What is asked =
Find out how many lines of the material contain the string "name" and give only that figure.

Information provided =
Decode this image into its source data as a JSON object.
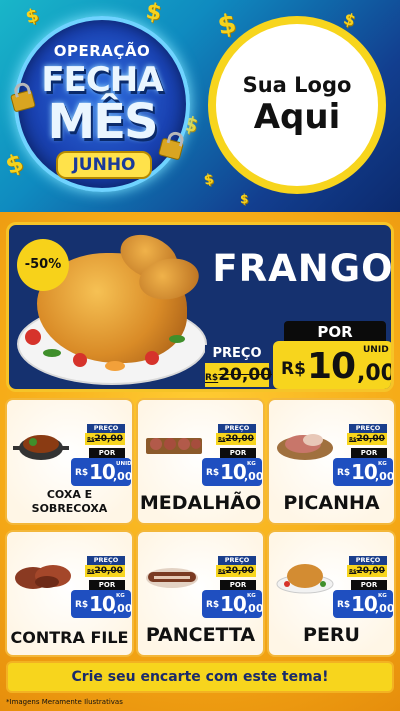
{
  "header": {
    "badge": {
      "line1": "OPERAÇÃO",
      "line2": "FECHA",
      "line3": "MÊS",
      "month": "JUNHO"
    },
    "logo": {
      "line1": "Sua Logo",
      "line2": "Aqui"
    },
    "dollar_symbol": "$"
  },
  "featured": {
    "discount": "-50%",
    "name": "FRANGO",
    "old_label": "PREÇO",
    "old_currency": "R$",
    "old_price": "20,00",
    "new_label": "POR",
    "new_currency": "R$",
    "new_int": "10",
    "new_dec": ",00",
    "unit": "UNID"
  },
  "products": [
    {
      "name": "COXA E SOBRECOXA",
      "old_label": "PREÇO",
      "old_currency": "R$",
      "old_price": "20,00",
      "new_label": "POR",
      "new_currency": "R$",
      "new_int": "10",
      "new_dec": ",00",
      "unit": "UNID"
    },
    {
      "name": "MEDALHÃO",
      "old_label": "PREÇO",
      "old_currency": "R$",
      "old_price": "20,00",
      "new_label": "POR",
      "new_currency": "R$",
      "new_int": "10",
      "new_dec": ",00",
      "unit": "KG"
    },
    {
      "name": "PICANHA",
      "old_label": "PREÇO",
      "old_currency": "R$",
      "old_price": "20,00",
      "new_label": "POR",
      "new_currency": "R$",
      "new_int": "10",
      "new_dec": ",00",
      "unit": "KG"
    },
    {
      "name": "CONTRA FILE",
      "old_label": "PREÇO",
      "old_currency": "R$",
      "old_price": "20,00",
      "new_label": "POR",
      "new_currency": "R$",
      "new_int": "10",
      "new_dec": ",00",
      "unit": "KG"
    },
    {
      "name": "PANCETTA",
      "old_label": "PREÇO",
      "old_currency": "R$",
      "old_price": "20,00",
      "new_label": "POR",
      "new_currency": "R$",
      "new_int": "10",
      "new_dec": ",00",
      "unit": "KG"
    },
    {
      "name": "PERU",
      "old_label": "PREÇO",
      "old_currency": "R$",
      "old_price": "20,00",
      "new_label": "POR",
      "new_currency": "R$",
      "new_int": "10",
      "new_dec": ",00",
      "unit": "KG"
    }
  ],
  "footer": {
    "cta": "Crie seu encarte com este tema!",
    "disclaimer": "*Imagens Meramente Ilustrativas"
  },
  "colors": {
    "navy": "#15316f",
    "yellow": "#f7d51d",
    "orange": "#f5a916",
    "price_blue": "#1f4fc0"
  }
}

Solution for this exercise =
7